[START Supplied data]

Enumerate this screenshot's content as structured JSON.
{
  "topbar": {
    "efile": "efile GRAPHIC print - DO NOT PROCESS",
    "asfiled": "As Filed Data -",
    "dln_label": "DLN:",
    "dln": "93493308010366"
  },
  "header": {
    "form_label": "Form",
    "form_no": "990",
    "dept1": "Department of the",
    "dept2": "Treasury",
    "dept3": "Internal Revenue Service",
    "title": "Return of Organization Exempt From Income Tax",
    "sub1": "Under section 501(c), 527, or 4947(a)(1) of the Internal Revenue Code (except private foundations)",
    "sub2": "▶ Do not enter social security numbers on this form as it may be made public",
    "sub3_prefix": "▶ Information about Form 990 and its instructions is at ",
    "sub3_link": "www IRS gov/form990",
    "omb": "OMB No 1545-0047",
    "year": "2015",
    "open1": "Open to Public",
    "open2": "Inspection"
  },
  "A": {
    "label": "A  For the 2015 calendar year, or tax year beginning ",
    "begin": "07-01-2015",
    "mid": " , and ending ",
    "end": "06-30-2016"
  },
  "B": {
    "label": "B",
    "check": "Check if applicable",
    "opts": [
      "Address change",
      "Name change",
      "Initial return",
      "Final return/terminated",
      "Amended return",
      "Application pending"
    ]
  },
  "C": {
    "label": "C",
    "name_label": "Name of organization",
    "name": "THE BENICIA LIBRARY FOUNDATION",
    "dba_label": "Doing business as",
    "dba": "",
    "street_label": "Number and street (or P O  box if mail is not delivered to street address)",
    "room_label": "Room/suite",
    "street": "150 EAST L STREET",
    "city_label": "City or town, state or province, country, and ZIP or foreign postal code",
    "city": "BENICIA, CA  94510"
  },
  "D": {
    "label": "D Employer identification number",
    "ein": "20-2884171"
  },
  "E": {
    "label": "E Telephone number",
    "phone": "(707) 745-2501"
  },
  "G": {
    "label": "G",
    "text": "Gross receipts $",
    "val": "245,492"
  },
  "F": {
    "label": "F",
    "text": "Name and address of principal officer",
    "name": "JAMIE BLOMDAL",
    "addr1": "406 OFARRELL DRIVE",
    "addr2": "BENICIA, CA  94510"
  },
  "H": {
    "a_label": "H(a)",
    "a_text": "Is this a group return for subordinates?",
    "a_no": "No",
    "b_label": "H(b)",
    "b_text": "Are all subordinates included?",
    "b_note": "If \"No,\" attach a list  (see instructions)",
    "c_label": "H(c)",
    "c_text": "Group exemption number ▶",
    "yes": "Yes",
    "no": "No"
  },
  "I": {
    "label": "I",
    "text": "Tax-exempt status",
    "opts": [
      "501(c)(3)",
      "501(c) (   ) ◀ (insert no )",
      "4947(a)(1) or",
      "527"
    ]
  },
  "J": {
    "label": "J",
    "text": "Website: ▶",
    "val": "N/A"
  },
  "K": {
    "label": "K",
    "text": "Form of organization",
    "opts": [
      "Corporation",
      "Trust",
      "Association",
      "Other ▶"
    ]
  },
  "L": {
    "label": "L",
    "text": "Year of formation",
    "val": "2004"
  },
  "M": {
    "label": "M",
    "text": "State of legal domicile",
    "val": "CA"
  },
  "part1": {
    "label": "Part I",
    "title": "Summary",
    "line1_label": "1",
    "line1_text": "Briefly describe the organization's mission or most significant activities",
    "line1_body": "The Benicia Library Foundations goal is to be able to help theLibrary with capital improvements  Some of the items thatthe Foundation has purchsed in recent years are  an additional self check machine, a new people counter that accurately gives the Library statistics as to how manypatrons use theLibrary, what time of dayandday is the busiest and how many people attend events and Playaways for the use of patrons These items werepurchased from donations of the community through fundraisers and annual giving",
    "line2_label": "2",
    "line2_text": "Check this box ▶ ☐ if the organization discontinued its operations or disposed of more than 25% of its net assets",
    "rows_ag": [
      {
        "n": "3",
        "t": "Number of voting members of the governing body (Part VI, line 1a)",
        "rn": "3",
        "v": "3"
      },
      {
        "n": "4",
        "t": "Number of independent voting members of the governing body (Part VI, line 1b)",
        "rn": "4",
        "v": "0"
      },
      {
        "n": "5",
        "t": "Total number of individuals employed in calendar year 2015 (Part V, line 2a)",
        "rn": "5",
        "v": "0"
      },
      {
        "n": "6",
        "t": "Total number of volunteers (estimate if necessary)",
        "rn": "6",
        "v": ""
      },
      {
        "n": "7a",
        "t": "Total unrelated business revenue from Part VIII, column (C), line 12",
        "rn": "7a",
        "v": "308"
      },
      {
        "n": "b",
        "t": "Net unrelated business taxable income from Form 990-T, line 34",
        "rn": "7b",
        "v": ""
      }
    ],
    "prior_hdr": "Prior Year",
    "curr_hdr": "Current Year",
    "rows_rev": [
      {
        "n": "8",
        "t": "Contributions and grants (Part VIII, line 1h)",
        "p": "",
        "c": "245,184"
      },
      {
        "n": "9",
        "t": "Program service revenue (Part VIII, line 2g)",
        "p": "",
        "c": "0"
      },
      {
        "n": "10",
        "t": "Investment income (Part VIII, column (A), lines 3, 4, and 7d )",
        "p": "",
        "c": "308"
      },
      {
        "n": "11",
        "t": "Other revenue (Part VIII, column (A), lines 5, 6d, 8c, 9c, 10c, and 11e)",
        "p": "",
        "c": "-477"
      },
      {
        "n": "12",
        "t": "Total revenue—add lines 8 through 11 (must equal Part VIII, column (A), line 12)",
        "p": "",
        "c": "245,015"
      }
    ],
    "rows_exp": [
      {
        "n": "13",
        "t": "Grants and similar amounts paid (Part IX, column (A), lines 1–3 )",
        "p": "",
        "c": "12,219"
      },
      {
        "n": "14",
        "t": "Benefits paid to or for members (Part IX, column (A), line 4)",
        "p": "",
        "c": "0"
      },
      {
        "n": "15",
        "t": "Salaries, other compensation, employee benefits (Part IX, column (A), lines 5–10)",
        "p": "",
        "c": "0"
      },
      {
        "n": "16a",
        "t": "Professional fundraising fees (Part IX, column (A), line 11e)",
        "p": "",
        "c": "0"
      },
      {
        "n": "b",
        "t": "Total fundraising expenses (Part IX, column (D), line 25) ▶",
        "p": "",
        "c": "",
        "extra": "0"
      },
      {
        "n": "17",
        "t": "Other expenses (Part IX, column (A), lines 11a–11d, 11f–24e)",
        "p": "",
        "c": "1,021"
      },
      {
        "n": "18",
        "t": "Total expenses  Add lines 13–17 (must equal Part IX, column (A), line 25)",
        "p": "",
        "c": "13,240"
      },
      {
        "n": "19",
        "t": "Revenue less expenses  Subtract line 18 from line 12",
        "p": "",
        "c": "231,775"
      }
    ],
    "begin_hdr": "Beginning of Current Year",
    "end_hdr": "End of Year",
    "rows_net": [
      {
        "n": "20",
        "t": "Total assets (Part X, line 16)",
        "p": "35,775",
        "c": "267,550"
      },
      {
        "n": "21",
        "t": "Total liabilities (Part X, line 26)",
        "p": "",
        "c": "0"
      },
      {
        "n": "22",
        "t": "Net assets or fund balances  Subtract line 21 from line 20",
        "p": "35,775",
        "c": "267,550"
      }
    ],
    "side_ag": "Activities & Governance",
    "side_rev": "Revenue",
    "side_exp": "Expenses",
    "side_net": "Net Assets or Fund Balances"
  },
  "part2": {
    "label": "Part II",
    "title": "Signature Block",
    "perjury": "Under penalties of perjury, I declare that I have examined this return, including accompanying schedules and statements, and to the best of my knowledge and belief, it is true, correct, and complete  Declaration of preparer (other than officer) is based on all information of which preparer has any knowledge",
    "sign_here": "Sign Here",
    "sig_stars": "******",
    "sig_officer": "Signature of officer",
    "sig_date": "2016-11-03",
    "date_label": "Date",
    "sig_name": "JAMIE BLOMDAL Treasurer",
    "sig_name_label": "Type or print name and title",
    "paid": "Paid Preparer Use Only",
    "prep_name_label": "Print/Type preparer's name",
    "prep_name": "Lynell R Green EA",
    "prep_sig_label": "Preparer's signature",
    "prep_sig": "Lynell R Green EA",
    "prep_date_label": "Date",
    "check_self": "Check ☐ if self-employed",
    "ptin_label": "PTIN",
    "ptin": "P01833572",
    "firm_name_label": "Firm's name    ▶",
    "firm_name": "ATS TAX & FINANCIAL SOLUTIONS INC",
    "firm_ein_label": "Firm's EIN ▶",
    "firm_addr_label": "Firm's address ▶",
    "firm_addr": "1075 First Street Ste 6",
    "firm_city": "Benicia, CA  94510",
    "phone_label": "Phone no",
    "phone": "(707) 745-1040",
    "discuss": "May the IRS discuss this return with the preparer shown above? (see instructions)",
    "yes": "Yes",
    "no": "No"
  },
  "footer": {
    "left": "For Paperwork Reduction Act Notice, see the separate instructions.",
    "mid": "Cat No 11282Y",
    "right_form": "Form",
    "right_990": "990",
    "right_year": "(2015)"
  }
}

[END Supplied data]

=== Exercise requirements ===
Read through the entries and copy each line in which "business" appears.

=== Result of this exercise ===
    "dba_label": "Doing business as",
        "t": "Total unrelated business revenue from Part VIII, column (C), line 12",
        "t": "Net unrelated business taxable income from Form 990-T, line 34",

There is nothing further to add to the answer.